What the task asks - Say how many lines contain the word "label" and give no other text.

Supplied data -

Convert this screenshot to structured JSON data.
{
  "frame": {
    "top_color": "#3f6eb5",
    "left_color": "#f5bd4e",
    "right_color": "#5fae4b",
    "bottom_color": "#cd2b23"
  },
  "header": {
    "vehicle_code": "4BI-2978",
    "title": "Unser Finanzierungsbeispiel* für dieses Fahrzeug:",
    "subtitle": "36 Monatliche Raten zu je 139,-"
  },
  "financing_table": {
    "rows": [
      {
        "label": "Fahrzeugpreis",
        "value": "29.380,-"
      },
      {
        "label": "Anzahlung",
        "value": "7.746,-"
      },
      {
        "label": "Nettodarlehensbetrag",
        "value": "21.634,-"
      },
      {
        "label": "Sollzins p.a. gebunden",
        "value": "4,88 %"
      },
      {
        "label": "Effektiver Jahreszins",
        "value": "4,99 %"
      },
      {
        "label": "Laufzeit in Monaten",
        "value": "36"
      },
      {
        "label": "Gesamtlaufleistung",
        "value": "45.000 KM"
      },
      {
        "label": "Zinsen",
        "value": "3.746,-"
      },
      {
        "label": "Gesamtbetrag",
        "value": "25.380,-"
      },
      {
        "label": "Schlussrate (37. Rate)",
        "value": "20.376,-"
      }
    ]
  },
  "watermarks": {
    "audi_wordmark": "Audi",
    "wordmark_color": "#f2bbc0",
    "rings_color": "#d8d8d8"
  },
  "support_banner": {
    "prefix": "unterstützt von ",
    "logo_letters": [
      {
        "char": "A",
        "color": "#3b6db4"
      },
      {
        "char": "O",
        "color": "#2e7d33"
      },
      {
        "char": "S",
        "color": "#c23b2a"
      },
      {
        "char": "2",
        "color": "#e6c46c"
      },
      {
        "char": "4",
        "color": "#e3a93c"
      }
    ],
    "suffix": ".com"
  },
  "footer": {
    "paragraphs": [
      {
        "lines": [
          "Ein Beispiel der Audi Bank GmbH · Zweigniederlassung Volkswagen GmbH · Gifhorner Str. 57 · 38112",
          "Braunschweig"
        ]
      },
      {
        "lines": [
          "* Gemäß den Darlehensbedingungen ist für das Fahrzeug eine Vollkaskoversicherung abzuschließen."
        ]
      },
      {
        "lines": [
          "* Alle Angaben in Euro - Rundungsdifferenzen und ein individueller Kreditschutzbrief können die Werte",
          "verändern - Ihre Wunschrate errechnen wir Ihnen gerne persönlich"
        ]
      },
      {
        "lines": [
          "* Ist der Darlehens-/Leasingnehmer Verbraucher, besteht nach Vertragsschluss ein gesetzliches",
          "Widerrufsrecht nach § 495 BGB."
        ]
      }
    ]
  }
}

Answer to the task - 10